**EXTRACTED RECORDS**.

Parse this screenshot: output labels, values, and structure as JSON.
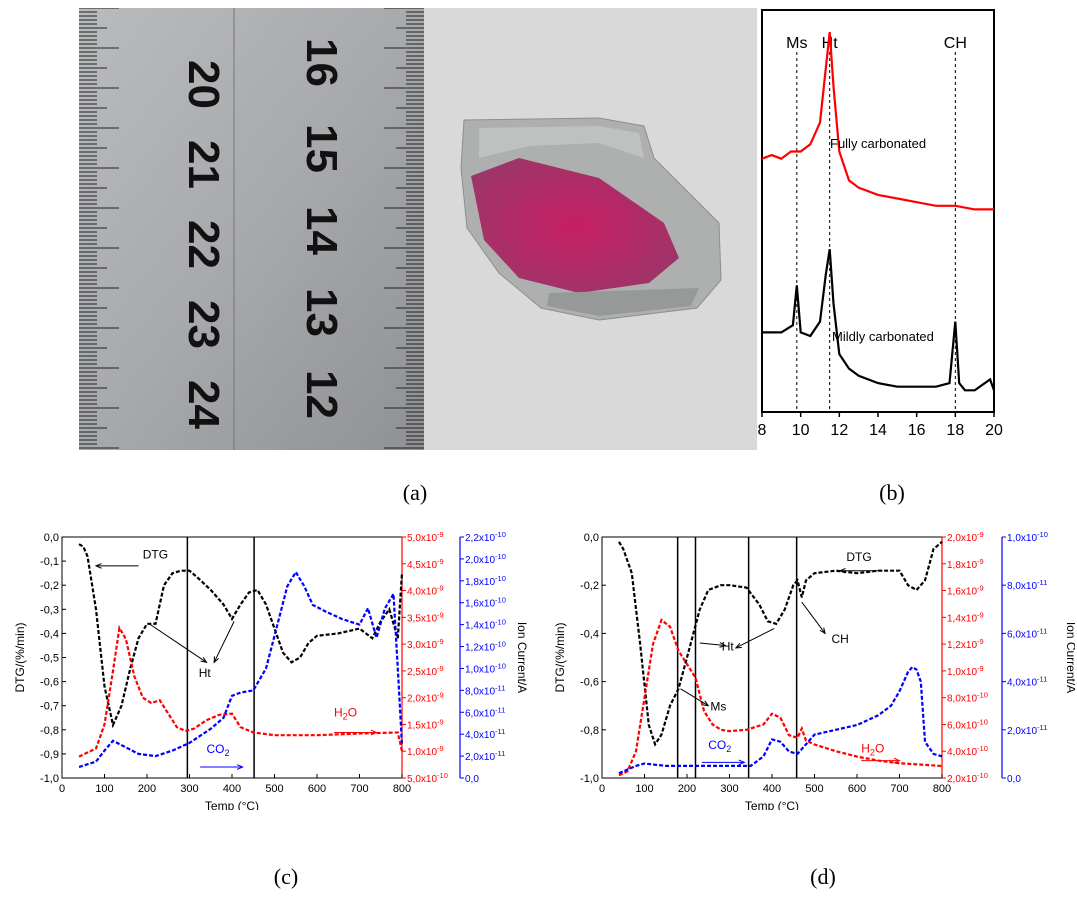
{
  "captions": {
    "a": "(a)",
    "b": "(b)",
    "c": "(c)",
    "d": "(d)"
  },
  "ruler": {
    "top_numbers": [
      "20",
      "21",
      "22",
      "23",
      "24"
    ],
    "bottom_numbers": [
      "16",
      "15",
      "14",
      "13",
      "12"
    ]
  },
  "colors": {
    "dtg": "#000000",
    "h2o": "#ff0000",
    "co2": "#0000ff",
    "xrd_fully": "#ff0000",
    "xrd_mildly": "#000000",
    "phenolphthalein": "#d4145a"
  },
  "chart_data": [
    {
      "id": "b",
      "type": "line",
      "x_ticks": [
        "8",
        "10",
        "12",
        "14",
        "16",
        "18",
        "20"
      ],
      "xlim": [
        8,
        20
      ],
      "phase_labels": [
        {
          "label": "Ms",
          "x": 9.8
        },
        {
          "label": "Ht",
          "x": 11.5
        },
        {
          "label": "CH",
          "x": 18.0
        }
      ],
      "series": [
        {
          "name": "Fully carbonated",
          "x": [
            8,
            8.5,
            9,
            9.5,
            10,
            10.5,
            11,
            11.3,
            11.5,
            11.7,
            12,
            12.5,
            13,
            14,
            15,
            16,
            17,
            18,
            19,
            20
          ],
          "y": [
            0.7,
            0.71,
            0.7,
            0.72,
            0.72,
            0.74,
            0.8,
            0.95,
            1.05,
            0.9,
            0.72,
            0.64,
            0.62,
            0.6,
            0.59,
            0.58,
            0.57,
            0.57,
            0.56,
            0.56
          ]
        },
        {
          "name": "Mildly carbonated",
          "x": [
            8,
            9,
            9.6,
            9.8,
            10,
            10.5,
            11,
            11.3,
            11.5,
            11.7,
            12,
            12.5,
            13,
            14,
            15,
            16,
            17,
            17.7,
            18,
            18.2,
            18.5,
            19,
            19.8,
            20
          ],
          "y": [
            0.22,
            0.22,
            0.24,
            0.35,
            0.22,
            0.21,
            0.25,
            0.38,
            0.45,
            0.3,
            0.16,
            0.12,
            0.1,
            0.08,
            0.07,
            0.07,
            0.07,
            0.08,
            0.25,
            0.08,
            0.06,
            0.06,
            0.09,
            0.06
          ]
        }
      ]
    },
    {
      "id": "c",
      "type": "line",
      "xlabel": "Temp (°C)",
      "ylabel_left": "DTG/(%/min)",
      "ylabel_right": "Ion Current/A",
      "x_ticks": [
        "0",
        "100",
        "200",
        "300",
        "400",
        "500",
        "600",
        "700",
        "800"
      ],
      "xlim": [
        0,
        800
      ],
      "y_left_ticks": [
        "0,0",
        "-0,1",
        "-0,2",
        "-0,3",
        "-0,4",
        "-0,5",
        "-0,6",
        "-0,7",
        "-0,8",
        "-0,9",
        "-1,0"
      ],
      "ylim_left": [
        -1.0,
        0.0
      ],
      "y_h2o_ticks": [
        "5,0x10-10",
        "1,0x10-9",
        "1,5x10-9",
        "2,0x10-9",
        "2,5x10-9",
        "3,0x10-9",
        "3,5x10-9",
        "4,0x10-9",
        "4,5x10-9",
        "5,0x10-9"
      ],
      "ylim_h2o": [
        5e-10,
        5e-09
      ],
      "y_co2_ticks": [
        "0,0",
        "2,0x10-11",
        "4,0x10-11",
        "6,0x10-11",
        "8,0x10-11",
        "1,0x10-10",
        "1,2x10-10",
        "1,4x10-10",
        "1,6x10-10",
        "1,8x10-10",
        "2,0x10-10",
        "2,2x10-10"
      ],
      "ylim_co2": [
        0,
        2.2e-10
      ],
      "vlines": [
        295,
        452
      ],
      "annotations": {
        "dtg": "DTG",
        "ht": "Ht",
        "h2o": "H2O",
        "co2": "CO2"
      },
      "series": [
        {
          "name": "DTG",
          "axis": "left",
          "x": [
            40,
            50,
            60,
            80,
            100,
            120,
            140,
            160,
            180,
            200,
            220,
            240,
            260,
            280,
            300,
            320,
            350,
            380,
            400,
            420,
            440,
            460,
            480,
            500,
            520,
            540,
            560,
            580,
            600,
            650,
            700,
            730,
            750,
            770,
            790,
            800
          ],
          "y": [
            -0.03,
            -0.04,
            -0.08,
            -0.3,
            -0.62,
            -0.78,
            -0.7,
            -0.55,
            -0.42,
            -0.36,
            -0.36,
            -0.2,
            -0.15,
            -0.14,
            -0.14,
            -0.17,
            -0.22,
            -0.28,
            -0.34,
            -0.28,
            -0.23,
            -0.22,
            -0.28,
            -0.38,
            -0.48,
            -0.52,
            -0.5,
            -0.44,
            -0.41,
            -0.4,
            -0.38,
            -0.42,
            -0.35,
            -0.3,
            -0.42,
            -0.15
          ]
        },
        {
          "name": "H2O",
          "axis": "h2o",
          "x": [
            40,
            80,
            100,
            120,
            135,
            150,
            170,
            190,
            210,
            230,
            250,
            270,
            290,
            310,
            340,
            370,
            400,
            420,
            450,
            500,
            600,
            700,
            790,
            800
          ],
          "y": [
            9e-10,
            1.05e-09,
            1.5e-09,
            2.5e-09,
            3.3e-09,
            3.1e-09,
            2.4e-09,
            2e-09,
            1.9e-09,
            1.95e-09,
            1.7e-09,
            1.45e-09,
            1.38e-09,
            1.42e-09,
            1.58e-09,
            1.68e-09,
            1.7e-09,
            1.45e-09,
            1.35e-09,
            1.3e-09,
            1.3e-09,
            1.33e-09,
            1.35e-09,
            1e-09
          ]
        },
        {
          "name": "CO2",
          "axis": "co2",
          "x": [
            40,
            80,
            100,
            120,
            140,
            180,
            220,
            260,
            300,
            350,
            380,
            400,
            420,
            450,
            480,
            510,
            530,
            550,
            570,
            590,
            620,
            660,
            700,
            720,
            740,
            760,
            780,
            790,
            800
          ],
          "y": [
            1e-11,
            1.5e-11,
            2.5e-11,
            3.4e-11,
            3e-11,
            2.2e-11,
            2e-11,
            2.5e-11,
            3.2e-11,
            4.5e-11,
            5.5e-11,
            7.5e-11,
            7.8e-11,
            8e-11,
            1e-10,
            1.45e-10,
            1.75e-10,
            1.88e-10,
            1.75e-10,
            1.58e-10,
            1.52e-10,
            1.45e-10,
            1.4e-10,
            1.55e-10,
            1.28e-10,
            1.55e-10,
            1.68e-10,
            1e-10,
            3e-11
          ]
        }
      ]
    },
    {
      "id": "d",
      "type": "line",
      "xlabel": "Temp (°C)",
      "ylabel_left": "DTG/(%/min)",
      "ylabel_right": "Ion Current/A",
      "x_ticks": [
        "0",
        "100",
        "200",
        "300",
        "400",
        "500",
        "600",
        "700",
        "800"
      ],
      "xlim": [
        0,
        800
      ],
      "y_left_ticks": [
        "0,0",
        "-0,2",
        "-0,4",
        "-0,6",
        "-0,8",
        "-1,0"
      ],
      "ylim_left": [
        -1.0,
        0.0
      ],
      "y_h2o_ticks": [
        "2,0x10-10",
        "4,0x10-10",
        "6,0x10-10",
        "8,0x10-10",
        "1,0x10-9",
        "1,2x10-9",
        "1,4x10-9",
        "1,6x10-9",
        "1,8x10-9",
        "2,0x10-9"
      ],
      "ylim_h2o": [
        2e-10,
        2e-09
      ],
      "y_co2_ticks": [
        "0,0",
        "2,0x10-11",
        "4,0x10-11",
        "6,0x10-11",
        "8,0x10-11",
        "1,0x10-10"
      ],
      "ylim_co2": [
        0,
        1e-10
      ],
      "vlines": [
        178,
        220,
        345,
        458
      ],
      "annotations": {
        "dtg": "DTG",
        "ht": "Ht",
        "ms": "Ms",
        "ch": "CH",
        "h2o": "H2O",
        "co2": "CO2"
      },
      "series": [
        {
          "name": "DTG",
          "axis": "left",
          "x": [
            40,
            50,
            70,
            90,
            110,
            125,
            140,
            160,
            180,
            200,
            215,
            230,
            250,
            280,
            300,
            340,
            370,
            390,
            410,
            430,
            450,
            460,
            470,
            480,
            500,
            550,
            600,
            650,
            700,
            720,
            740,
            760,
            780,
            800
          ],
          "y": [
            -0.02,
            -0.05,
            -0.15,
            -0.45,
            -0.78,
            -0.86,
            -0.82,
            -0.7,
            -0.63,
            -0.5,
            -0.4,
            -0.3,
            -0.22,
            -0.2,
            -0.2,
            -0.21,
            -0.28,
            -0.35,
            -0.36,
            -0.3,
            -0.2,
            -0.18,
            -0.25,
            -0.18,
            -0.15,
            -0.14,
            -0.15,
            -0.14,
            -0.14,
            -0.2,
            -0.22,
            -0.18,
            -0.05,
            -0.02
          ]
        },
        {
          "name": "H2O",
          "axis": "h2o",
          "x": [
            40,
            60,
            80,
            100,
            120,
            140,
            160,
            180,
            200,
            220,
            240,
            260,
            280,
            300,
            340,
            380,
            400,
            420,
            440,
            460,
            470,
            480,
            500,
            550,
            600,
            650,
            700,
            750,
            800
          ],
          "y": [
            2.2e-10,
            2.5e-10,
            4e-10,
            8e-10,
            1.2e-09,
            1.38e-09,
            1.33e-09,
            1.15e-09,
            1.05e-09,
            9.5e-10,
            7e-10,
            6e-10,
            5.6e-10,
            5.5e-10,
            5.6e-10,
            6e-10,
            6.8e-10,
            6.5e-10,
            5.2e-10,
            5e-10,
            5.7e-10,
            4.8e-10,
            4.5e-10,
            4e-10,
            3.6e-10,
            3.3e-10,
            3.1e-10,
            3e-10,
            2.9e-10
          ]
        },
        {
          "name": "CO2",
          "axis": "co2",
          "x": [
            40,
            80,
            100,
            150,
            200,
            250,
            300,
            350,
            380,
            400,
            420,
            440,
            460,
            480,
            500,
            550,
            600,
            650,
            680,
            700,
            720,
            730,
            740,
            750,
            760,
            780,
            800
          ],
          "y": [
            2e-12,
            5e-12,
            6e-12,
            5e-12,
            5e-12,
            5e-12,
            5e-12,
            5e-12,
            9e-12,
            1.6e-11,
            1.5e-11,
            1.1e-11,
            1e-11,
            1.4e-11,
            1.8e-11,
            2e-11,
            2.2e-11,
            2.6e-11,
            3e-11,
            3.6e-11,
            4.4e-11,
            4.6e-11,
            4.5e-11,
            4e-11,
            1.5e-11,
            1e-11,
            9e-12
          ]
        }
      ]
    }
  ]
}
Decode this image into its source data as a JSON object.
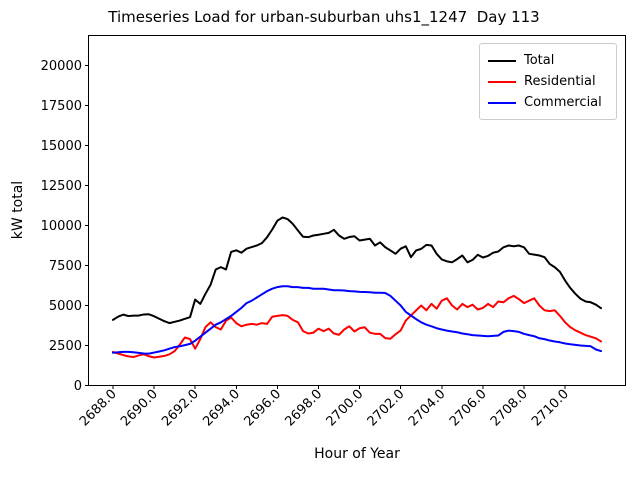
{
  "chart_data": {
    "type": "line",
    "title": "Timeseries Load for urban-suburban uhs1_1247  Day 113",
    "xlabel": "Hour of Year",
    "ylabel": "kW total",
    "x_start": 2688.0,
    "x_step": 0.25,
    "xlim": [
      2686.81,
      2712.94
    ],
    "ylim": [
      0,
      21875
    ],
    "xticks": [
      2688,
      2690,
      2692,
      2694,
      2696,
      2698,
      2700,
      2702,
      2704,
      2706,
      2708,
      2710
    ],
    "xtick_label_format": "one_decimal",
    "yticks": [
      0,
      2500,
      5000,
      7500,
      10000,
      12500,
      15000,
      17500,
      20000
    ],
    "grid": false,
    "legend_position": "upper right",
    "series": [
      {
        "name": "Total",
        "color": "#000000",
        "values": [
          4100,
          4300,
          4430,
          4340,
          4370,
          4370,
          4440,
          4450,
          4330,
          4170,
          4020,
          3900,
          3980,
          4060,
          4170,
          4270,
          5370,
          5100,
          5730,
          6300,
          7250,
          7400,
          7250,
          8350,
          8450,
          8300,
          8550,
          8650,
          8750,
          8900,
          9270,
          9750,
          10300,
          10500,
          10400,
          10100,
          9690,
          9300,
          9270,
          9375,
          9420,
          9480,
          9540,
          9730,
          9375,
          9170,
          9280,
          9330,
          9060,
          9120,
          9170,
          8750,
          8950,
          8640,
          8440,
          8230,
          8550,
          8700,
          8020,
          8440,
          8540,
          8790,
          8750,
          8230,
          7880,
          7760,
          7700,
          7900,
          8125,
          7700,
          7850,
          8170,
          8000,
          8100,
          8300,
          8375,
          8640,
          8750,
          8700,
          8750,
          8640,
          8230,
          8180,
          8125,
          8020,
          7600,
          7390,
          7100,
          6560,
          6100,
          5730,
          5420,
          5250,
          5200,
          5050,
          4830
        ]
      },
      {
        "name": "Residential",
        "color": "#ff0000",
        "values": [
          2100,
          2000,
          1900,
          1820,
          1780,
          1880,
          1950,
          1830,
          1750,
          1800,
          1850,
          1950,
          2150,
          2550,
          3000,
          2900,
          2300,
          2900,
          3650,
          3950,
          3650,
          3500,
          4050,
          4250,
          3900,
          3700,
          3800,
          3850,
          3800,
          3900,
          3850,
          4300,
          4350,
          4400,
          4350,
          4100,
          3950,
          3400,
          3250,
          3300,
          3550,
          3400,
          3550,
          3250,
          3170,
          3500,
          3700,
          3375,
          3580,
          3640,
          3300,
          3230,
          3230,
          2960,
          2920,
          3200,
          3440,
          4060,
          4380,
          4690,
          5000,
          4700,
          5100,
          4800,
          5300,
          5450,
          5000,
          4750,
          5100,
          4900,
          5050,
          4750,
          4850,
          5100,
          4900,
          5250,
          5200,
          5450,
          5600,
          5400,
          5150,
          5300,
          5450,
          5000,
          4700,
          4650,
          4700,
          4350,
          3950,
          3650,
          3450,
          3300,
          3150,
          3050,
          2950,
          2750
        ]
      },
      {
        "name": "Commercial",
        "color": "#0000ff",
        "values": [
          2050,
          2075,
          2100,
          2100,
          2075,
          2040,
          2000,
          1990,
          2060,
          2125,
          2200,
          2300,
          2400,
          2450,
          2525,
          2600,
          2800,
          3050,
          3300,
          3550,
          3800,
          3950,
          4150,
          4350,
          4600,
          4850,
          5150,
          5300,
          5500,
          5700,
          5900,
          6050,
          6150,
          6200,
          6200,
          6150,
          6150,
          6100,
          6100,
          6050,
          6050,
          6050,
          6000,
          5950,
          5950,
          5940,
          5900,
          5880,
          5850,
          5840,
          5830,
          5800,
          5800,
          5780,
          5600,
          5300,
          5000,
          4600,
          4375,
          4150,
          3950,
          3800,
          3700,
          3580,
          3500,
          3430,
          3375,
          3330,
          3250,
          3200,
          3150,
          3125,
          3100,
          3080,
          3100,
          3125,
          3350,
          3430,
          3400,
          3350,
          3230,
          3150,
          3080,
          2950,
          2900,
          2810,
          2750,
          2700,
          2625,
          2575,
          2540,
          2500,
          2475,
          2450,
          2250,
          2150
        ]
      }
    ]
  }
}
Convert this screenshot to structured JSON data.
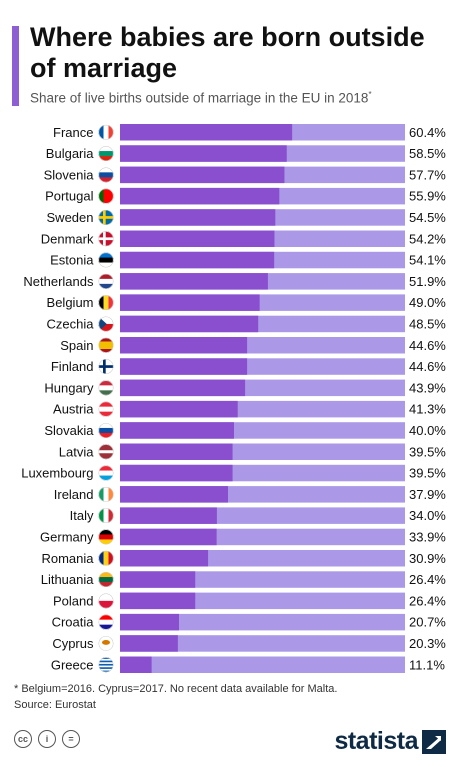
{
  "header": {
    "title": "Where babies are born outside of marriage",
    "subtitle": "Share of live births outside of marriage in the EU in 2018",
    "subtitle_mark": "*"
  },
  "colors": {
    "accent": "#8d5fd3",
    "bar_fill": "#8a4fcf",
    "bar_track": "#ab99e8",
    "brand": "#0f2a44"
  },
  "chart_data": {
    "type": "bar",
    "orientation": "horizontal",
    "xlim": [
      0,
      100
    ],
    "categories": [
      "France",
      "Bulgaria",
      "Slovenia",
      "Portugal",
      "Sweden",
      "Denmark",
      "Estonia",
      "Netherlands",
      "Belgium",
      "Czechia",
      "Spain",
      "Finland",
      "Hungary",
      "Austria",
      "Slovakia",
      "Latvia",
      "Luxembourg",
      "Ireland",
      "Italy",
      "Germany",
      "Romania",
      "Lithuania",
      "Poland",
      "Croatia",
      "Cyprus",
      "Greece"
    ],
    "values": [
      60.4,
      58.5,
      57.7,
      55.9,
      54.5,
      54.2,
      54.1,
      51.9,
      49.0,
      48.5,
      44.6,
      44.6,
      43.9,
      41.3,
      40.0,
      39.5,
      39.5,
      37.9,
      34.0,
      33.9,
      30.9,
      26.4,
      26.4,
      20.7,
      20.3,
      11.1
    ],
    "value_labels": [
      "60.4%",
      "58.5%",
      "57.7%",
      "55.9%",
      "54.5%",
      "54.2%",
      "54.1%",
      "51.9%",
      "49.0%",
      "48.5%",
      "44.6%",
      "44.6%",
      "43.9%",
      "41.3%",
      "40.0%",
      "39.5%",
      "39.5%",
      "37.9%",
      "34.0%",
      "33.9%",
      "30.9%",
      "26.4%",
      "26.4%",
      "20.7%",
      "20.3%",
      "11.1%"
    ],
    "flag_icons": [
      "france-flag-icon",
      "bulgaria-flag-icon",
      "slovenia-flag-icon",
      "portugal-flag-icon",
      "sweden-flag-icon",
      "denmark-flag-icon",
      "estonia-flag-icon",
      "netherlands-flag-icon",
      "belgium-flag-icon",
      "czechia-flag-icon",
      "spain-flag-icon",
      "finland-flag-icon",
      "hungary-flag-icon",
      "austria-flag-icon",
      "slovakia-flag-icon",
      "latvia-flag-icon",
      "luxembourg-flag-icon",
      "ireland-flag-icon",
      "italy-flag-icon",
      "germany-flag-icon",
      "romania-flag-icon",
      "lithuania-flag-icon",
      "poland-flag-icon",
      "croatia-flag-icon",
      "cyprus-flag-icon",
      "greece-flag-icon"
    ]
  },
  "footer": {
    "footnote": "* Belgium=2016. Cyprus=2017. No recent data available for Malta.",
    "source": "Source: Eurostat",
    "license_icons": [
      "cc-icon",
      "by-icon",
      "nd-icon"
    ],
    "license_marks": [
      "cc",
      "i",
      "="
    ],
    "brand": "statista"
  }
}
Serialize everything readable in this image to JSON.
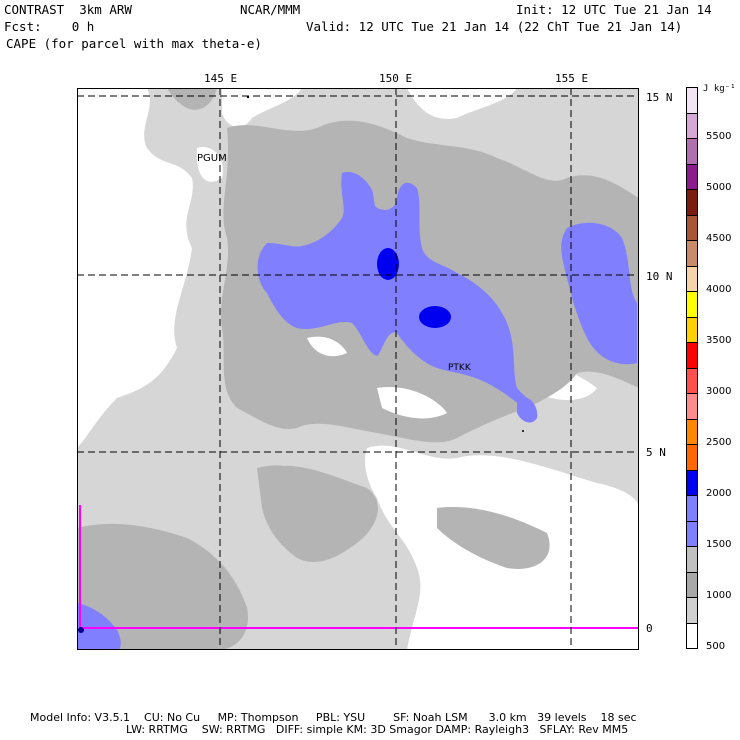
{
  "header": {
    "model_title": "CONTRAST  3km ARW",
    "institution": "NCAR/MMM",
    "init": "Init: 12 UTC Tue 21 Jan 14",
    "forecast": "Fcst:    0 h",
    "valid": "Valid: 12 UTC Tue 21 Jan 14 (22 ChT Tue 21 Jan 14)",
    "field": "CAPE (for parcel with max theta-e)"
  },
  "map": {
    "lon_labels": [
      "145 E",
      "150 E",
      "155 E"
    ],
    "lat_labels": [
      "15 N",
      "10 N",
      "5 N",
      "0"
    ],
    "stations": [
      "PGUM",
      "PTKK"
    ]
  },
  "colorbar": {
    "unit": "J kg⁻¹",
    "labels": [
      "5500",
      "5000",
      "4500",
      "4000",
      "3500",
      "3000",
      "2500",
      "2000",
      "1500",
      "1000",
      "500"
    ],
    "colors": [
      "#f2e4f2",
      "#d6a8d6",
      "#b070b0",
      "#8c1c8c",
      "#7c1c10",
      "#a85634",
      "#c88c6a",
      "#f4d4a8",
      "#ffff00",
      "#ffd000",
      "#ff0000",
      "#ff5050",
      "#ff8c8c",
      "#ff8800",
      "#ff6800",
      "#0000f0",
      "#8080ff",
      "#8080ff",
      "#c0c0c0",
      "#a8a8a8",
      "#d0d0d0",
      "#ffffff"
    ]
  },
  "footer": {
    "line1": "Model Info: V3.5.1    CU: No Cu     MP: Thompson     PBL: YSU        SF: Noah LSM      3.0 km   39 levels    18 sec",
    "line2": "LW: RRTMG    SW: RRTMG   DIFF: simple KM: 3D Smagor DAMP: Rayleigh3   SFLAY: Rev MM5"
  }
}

**INSTRUCTION**. Report the number of lines in the listing above that include the word "name", and nothing else.

**THE REPLY**. 11